- _SUPPLIED MATERIAL_
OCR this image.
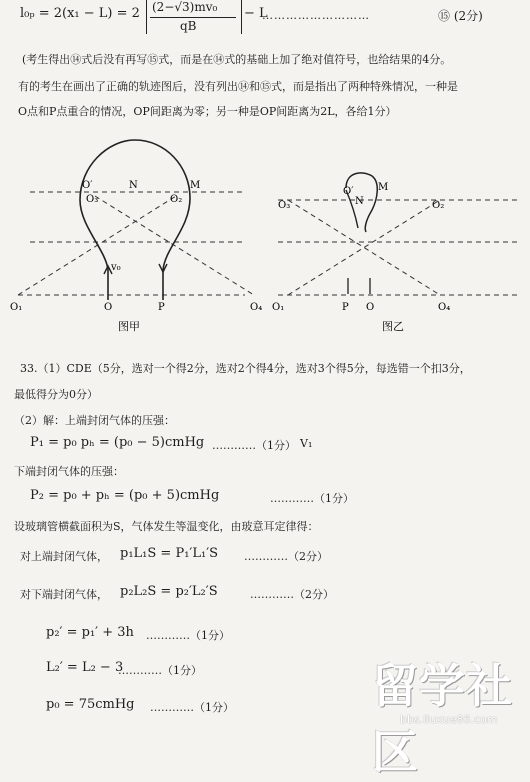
l₀ₚ = 2(x₁ − L) = 2 (2−√3)mv₀
qB
− L
………………………	⑮ (2分)
(考生得出⑭式后没有再写⑮式，而是在⑭式的基础上加了绝对值符号，也给结果的4分。
有的考生在画出了正确的轨迹图后，没有列出⑭和⑮式，而是指出了两种特殊情况，一种是
O点和P点重合的情况，OP间距离为零；另一种是OP间距离为2L，各给1分）
O′
O₃
N	M
O₂
v₀
O	P
O₁	O₄
图甲
O₃
O′ M
N	O₂
O₁	P O	O₄
图乙
33.（1）CDE（5分，选对一个得2分，选对2个得4分，选对3个得5分，每选错一个扣3分，
最低得分为0分）
（2）解：上端封闭气体的压强：
P₁ = p₀ pₕ = (p₀ − 5)cmHg …………（1分） V₁
下端封闭气体的压强：
P₂ = p₀ + pₕ = (p₀ + 5)cmHg	…………（1分）
设玻璃管横截面积为S，气体发生等温变化，由玻意耳定律得：
对上端封闭气体， p₁L₁S = P₁′L₁′S …………（2分）
对下端封闭气体， p₂L₂S = p₂′L₂′S	…………（2分）
p₂′ = p₁′ + 3h …………（1分）
L₂′ = L₂ − 3
…………（1分）
p₀ = 75cmHg …………（1分）	留学社区
bbs.liuxue86.com
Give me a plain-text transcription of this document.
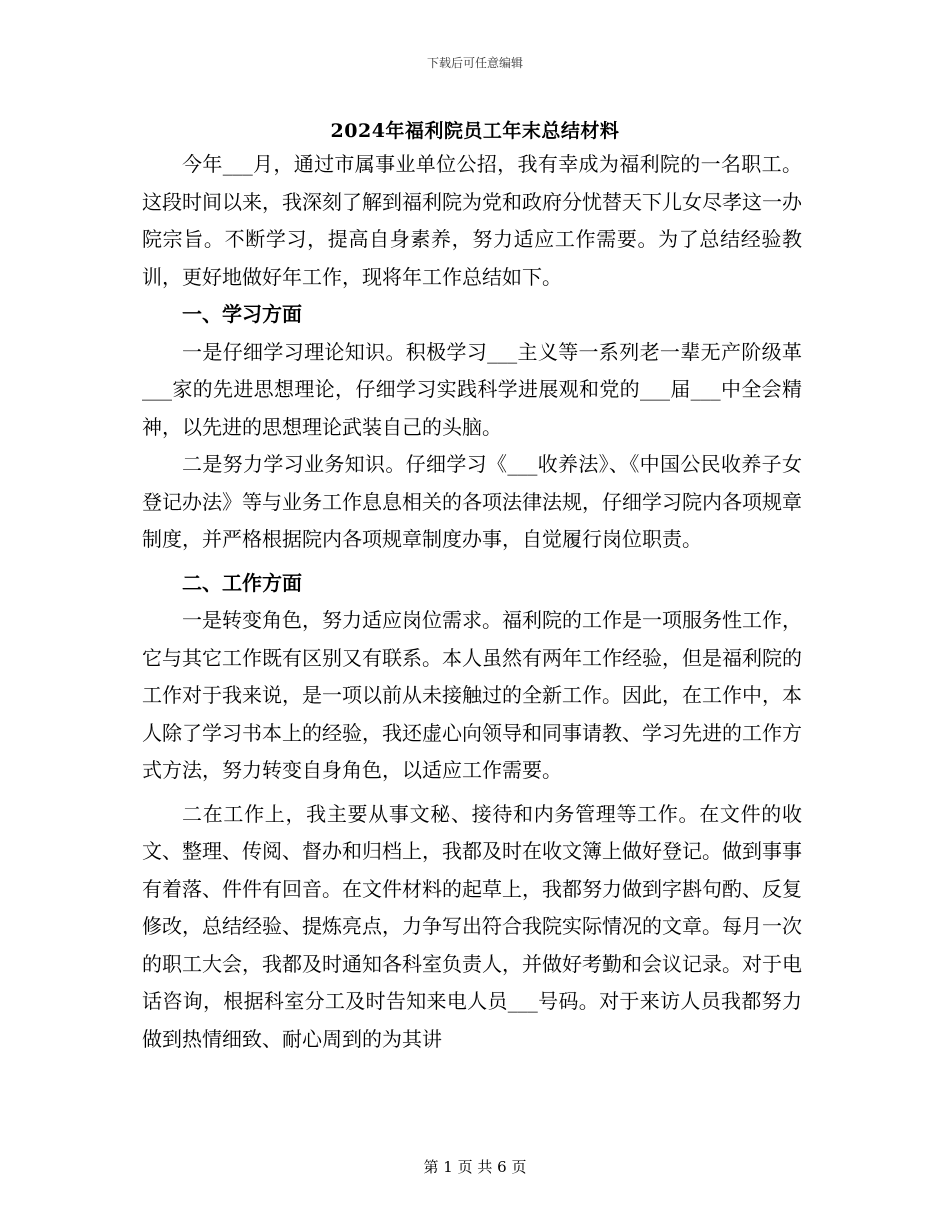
下载后可任意编辑
2024年福利院员工年末总结材料

今年___月，通过市属事业单位公招，我有幸成为福利院的一名职工。这段时间以来，我深刻了解到福利院为党和政府分忧替天下儿女尽孝这一办院宗旨。不断学习，提高自身素养，努力适应工作需要。为了总结经验教训，更好地做好年工作，现将年工作总结如下。

一、学习方面

一是仔细学习理论知识。积极学习___主义等一系列老一辈无产阶级革___家的先进思想理论，仔细学习实践科学进展观和党的___届___中全会精神，以先进的思想理论武装自己的头脑。

二是努力学习业务知识。仔细学习《___收养法》、《中国公民收养子女登记办法》等与业务工作息息相关的各项法律法规，仔细学习院内各项规章制度，并严格根据院内各项规章制度办事，自觉履行岗位职责。

二、工作方面

一是转变角色，努力适应岗位需求。福利院的工作是一项服务性工作，它与其它工作既有区别又有联系。本人虽然有两年工作经验，但是福利院的工作对于我来说，是一项以前从未接触过的全新工作。因此，在工作中，本人除了学习书本上的经验，我还虚心向领导和同事请教、学习先进的工作方式方法，努力转变自身角色，以适应工作需要。

二在工作上，我主要从事文秘、接待和内务管理等工作。在文件的收文、整理、传阅、督办和归档上，我都及时在收文簿上做好登记。做到事事有着落、件件有回音。在文件材料的起草上，我都努力做到字斟句酌、反复修改，总结经验、提炼亮点，力争写出符合我院实际情况的文章。每月一次的职工大会，我都及时通知各科室负责人，并做好考勤和会议记录。对于电话咨询，根据科室分工及时告知来电人员___号码。对于来访人员我都努力做到热情细致、耐心周到的为其讲

第 1 页 共 6 页
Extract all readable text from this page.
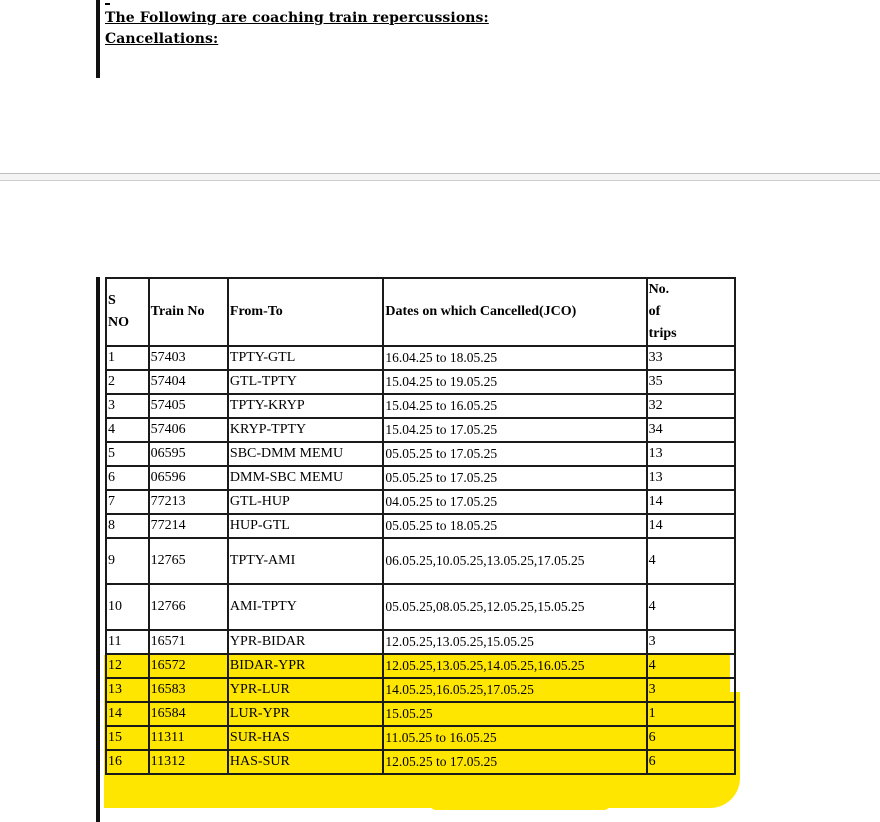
The Following are coaching train repercussions:
Cancellations:
S
NO	Train No	From-To	Dates on which Cancelled(JCO)	No.
of
trips
1	57403	TPTY-GTL	16.04.25 to 18.05.25	33
2	57404	GTL-TPTY	15.04.25 to 19.05.25	35
3	57405	TPTY-KRYP	15.04.25 to 16.05.25	32
4	57406	KRYP-TPTY	15.04.25 to 17.05.25	34
5	06595	SBC-DMM MEMU	05.05.25 to 17.05.25	13
6	06596	DMM-SBC MEMU	05.05.25 to 17.05.25	13
7	77213	GTL-HUP	04.05.25 to 17.05.25	14
8	77214	HUP-GTL	05.05.25 to 18.05.25	14
9	12765	TPTY-AMI	06.05.25,10.05.25,13.05.25,17.05.25	4
10	12766	AMI-TPTY	05.05.25,08.05.25,12.05.25,15.05.25	4
11	16571	YPR-BIDAR	12.05.25,13.05.25,15.05.25	3
12	16572	BIDAR-YPR	12.05.25,13.05.25,14.05.25,16.05.25	4
13	16583	YPR-LUR	14.05.25,16.05.25,17.05.25	3
14	16584	LUR-YPR	15.05.25	1
15	11311	SUR-HAS	11.05.25 to 16.05.25	6
16	11312	HAS-SUR	12.05.25 to 17.05.25	6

- _EXERCISE DESCRIPTION_
Say how many lines of the listing above contain "TPTY", with no other words.

- _OUTPUT BELOW_
6